Gather every line of the entries that includes the word "Critica".

[Source records]
▼
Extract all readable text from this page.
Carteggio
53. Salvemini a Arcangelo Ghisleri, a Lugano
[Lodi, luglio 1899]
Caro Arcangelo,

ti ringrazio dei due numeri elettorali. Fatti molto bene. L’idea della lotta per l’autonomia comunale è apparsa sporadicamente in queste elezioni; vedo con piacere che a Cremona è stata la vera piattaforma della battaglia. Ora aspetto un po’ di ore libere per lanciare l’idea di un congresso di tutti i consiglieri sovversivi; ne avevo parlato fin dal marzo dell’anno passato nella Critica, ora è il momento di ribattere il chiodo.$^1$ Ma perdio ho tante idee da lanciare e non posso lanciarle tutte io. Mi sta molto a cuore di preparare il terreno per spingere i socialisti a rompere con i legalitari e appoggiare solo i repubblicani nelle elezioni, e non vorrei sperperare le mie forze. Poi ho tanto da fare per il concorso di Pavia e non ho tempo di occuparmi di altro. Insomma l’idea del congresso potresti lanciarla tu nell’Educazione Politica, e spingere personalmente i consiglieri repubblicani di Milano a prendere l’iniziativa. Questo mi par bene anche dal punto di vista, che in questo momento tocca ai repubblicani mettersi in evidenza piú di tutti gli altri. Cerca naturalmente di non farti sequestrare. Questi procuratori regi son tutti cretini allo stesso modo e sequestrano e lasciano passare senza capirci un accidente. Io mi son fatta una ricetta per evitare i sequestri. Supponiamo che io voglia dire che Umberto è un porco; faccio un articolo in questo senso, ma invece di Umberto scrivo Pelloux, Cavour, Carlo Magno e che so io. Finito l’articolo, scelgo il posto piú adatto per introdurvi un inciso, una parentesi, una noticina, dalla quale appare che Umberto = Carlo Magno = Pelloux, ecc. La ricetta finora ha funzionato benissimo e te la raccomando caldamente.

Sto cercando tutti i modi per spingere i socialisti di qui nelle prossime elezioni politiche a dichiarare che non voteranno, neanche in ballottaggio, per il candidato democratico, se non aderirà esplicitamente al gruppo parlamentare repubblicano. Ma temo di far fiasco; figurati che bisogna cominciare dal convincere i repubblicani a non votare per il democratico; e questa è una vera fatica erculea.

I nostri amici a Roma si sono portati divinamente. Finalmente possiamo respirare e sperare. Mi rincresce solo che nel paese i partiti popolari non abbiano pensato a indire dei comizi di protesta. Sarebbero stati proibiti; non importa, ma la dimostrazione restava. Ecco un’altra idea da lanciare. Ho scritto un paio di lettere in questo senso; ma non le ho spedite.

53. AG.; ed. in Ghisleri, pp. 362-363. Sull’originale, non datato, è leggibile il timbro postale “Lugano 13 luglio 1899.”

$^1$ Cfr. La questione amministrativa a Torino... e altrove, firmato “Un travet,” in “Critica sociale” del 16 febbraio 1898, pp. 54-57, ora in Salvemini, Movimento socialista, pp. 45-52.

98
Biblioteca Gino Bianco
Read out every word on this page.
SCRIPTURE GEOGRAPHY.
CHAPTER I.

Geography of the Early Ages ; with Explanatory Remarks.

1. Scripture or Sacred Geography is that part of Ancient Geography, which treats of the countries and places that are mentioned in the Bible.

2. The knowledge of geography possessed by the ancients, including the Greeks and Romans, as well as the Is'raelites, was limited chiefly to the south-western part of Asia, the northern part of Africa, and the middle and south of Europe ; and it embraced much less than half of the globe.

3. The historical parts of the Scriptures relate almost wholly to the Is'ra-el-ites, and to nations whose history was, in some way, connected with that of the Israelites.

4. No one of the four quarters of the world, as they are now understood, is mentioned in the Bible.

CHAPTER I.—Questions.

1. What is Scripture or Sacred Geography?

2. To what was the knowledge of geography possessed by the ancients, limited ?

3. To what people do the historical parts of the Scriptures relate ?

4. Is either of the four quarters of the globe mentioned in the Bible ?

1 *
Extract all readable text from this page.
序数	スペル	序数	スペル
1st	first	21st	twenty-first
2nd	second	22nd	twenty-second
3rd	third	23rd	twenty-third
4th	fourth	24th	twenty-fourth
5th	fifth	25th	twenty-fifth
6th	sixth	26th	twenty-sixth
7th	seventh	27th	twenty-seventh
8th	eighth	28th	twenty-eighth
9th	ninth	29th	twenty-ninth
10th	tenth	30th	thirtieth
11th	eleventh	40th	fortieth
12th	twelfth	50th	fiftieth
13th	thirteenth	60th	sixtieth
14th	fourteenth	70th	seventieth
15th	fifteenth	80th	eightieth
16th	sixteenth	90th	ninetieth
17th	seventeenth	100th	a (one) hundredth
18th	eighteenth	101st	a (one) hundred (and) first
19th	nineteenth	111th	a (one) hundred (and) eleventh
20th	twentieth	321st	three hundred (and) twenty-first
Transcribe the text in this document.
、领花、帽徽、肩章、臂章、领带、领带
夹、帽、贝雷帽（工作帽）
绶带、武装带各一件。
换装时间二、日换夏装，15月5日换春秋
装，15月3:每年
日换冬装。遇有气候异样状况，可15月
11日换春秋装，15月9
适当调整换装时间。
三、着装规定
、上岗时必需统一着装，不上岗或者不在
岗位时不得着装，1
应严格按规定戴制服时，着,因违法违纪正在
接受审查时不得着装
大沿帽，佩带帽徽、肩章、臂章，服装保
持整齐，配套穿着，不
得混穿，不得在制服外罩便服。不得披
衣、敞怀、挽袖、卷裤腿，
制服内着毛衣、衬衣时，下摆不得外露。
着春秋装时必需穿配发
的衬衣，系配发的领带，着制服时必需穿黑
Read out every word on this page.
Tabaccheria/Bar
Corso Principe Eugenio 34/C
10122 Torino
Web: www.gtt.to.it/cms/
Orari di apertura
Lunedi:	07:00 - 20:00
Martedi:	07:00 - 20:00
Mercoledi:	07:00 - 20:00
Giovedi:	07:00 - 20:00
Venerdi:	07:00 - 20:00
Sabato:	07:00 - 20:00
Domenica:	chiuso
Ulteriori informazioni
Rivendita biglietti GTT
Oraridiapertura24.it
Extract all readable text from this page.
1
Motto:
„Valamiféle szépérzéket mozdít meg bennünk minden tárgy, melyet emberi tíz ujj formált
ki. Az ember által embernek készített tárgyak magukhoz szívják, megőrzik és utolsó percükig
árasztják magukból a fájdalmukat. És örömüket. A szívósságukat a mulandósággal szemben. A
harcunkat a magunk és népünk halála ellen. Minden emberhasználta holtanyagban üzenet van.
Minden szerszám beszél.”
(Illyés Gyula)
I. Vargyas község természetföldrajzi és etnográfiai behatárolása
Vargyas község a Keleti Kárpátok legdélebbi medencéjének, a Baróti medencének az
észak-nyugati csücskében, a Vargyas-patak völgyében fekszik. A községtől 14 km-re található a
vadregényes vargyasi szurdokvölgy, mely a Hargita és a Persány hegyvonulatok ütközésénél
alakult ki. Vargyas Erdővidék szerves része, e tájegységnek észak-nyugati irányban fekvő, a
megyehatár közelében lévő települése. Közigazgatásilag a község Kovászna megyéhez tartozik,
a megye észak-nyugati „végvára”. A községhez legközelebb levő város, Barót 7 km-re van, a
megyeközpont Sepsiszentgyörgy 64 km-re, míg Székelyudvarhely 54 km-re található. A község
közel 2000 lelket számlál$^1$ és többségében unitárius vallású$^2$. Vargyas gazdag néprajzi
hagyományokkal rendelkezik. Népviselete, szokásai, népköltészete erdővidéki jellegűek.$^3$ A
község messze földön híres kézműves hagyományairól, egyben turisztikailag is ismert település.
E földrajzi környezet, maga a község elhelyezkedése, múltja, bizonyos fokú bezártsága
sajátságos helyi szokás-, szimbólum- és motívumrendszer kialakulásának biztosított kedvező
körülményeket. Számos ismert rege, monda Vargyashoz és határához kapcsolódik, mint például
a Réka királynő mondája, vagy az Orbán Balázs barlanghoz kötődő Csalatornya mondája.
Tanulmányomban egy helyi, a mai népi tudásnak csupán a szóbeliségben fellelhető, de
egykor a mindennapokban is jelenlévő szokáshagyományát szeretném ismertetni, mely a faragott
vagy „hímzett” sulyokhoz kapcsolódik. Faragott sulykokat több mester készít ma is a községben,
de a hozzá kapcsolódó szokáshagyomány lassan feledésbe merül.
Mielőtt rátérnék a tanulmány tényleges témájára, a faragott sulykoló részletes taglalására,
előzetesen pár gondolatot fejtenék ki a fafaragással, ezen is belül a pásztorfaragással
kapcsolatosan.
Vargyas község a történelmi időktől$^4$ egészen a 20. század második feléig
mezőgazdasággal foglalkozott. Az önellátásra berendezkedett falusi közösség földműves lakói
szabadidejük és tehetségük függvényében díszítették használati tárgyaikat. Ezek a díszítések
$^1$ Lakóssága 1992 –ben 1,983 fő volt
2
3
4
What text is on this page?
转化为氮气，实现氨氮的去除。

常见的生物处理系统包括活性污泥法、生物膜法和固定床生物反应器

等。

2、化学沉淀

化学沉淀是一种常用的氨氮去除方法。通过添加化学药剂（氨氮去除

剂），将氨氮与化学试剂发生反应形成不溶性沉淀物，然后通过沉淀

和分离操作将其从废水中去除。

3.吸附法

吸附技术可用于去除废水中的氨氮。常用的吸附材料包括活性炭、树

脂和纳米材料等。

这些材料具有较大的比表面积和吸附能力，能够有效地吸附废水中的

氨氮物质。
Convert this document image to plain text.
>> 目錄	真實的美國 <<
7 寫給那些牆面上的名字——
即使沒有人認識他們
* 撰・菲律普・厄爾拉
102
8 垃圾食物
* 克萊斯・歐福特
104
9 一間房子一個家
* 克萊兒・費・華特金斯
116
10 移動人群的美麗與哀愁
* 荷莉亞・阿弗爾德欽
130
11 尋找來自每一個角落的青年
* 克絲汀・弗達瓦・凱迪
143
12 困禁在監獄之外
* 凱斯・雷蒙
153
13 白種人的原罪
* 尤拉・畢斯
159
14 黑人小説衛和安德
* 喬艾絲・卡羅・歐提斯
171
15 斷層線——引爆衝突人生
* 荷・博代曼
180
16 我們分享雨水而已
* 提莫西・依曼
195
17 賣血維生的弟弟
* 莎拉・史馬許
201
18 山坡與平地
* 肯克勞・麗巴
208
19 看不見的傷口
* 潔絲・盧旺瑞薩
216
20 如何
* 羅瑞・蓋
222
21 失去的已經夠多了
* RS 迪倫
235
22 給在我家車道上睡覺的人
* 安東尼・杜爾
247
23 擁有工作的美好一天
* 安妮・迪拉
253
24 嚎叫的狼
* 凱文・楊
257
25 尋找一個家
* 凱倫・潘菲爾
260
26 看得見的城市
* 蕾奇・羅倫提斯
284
▲
COMPLETED TASK:
ti ringrazio dei due numeri elettorali. Fatti molto bene. L’idea della lotta per l’autonomia comunale è apparsa sporadicamente in queste elezioni; vedo con piacere che a Cremona è stata la vera piattaforma della battaglia. Ora aspetto un po’ di ore libere per lanciare l’idea di un congresso di tutti i consiglieri sovversivi; ne avevo parlato fin dal marzo dell’anno passato nella Critica, ora è il momento di ribattere il chiodo.$^1$ Ma perdio ho tante idee da lanciare e non posso lanciarle tutte io. Mi sta molto a cuore di preparare il terreno per spingere i socialisti a rompere con i legalitari e appoggiare solo i repubblicani nelle elezioni, e non vorrei sperperare le mie forze. Poi ho tanto da fare per il concorso di Pavia e non ho tempo di occuparmi di altro. Insomma l’idea del congresso potresti lanciarla tu nell’Educazione Politica, e spingere personalmente i consiglieri repubblicani di Milano a prendere l’iniziativa. Questo mi par bene anche dal punto di vista, che in questo momento tocca ai repubblicani mettersi in evidenza piú di tutti gli altri. Cerca naturalmente di non farti sequestrare. Questi procuratori regi son tutti cretini allo stesso modo e sequestrano e lasciano passare senza capirci un accidente. Io mi son fatta una ricetta per evitare i sequestri. Supponiamo che io voglia dire che Umberto è un porco; faccio un articolo in questo senso, ma invece di Umberto scrivo Pelloux, Cavour, Carlo Magno e che so io. Finito l’articolo, scelgo il posto piú adatto per introdurvi un inciso, una parentesi, una noticina, dalla quale appare che Umberto = Carlo Magno = Pelloux, ecc. La ricetta finora ha funzionato benissimo e te la raccomando caldamente.
$^1$ Cfr. La questione amministrativa a Torino... e altrove, firmato “Un travet,” in “Critica sociale” del 16 febbraio 1898, pp. 54-57, ora in Salvemini, Movimento socialista, pp. 45-52.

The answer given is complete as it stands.